The JPDO, working closely with its government partners, has identified several valuable opportunities to leverage technology, expertise, and ongoing research to foster collaboration on key NextGen issues. Some ongoing examples of this work include:

===Net-Centric Operations===

A key challenge of NextGen is the development of a net-centric capability for the national airspace system to support the exchange of operational data. This includes the exchange of information between aircraft and ground systems, as well as between aircraft in flight. The Department of Defense has worked on net-centric technology, and through the JPDO, has contributed to the development of operating concept and key references for advanced network connectivity to support NextGen. This use existing technologies and capabilities is among the objectives of the JPDO.

===Integrated Surveillance===

Another key JPDO contribution to the development of NextGen involves integrated surveillance. Integrated surveillance is the integration of cooperative and non-cooperative surveillance data in a user-defined environment. As NextGen initiatives, such as Automatic Dependent Surveillance Broadcast (ADS-B), a satellite-based navigation system, become available, it will be important to determine the optimum mix between cooperative surveillance capabilities like ADS-B and non-cooperative radar surveillance-based capabilities.

At an inter-agency surveillance summit in December 2008, the JPDO was asked to develop a concept of operations and architecture for integrated national aviation surveillance. The work will include development of a funding profile and a long-term recommendation regarding future system governance.

===Weather===

Improved weather information is essential for NextGen to recognize some of its most important benefits. However, the challenge for the JPDO has been to organize the weather research, dissemination, and forecasting work of several different agencies into a cohesive national aviation weather strategy. This effort represented a considerable undertaking and one that involved extensive outreach and collaboration to achieve. The result, under the leadership of the Department of Commerce, and with the active involvement of the Department of Defense, the FAA, and NASA, is an agreement to develop a 4-D Weather Cube. This concept represents a major change in the way aviation weather information is managed. Using the 4-D concept, weather information will be shared with all system users, and will include probabilistic forecasts of expected weather conditions.

☆ ☆ ☆ ☆

### Work order 1:
In the NextGen text, where and when was the JPDO asked to develop a concept of operations and architecture for integrated national aviation surveillance?
### Work order 2:
Using the NextGen text, explain why building a national aviation weather strategy was a challenge for the JPDO.

☆ ☆ ☆ ☆

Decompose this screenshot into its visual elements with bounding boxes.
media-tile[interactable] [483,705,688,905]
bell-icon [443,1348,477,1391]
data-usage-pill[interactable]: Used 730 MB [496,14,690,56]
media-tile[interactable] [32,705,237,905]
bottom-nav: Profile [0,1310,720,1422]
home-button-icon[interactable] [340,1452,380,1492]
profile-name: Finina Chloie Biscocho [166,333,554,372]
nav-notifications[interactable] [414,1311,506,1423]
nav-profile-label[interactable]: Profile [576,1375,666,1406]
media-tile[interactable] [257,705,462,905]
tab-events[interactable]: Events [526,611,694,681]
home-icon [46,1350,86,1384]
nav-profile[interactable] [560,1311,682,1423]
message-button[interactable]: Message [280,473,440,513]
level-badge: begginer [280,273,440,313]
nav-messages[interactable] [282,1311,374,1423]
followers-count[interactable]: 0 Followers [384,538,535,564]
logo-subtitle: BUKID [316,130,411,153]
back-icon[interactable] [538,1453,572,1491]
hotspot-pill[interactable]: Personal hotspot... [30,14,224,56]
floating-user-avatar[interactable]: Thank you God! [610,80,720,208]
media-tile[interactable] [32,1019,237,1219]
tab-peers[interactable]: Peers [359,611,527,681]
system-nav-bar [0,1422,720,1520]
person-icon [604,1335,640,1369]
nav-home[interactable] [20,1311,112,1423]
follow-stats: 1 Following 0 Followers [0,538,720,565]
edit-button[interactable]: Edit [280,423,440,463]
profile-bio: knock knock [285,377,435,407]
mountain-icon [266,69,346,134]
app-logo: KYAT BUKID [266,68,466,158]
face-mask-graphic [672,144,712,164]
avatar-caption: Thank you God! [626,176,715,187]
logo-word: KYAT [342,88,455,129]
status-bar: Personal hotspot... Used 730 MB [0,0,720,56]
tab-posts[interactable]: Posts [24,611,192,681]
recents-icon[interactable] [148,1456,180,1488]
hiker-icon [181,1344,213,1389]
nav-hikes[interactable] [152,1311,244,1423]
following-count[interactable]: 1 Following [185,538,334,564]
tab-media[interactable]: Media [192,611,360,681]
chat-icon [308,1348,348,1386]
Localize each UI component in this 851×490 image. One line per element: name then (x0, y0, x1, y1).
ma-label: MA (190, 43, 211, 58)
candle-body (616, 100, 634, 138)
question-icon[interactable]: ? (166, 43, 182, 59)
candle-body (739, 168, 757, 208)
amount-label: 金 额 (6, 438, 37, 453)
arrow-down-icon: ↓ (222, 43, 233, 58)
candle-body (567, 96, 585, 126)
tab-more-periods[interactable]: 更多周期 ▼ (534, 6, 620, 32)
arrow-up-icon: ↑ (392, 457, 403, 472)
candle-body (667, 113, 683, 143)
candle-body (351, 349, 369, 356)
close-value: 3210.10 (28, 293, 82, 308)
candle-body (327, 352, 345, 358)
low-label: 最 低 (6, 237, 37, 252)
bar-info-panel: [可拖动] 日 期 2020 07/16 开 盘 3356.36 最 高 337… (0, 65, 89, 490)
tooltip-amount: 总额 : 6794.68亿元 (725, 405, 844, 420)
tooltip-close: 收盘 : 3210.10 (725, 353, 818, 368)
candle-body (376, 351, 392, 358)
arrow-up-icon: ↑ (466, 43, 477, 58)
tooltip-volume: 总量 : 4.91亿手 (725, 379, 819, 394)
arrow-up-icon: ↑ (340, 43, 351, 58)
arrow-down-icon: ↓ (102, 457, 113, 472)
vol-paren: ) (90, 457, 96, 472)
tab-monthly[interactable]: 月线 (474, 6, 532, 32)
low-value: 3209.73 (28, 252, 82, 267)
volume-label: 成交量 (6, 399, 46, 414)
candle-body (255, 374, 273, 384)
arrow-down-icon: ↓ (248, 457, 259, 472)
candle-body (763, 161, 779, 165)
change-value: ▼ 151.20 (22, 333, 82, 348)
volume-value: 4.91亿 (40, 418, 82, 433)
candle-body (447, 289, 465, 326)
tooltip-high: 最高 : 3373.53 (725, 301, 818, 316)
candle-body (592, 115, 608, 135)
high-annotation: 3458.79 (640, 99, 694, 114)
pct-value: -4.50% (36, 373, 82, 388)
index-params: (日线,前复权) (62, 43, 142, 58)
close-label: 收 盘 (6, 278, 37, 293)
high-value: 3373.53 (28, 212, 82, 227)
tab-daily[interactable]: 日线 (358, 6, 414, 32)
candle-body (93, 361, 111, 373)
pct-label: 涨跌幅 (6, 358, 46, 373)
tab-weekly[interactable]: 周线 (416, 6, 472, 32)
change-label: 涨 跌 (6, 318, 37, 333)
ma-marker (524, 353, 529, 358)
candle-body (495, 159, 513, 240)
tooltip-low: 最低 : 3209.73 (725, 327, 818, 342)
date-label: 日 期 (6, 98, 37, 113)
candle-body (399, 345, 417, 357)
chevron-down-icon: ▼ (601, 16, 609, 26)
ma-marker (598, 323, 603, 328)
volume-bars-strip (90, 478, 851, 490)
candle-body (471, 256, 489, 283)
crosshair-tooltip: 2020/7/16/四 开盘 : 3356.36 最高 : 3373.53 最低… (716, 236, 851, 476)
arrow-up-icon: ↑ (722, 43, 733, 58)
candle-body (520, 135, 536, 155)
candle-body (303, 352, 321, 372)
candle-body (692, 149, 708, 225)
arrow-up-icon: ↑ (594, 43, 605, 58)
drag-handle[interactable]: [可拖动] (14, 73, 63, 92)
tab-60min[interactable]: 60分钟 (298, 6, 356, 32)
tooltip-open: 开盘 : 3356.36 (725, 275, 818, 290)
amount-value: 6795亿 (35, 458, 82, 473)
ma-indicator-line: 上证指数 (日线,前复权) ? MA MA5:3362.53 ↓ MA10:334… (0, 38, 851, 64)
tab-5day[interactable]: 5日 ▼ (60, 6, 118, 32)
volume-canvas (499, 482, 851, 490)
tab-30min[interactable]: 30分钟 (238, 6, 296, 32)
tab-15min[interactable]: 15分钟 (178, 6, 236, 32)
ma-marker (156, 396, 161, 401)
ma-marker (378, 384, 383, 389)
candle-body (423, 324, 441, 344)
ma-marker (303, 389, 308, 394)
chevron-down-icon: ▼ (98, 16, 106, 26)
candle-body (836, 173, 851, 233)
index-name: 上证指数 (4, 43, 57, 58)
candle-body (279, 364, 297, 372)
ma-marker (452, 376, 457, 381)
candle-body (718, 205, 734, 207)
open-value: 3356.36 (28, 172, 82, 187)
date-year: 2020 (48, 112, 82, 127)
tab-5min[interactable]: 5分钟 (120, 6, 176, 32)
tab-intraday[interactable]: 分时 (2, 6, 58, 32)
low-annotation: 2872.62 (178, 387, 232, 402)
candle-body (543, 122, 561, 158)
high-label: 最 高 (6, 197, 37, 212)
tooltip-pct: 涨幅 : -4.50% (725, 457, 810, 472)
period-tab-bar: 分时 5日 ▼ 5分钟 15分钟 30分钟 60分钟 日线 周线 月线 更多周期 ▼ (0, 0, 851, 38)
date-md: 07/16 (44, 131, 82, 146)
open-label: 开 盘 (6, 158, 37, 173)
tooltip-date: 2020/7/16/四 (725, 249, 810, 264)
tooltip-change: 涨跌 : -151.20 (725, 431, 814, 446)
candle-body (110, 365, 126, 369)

☆ ☆ ☆ ☆

### Reply 1:
At an inter-agency surveillance summit in December 2008.

### Reply 2:
The JPDO had to organize the weather research, dissemination, and forecasting work of several different agencies into one cohesive national aviation weather strategy. This was a considerable undertaking that required extensive outreach and collaboration.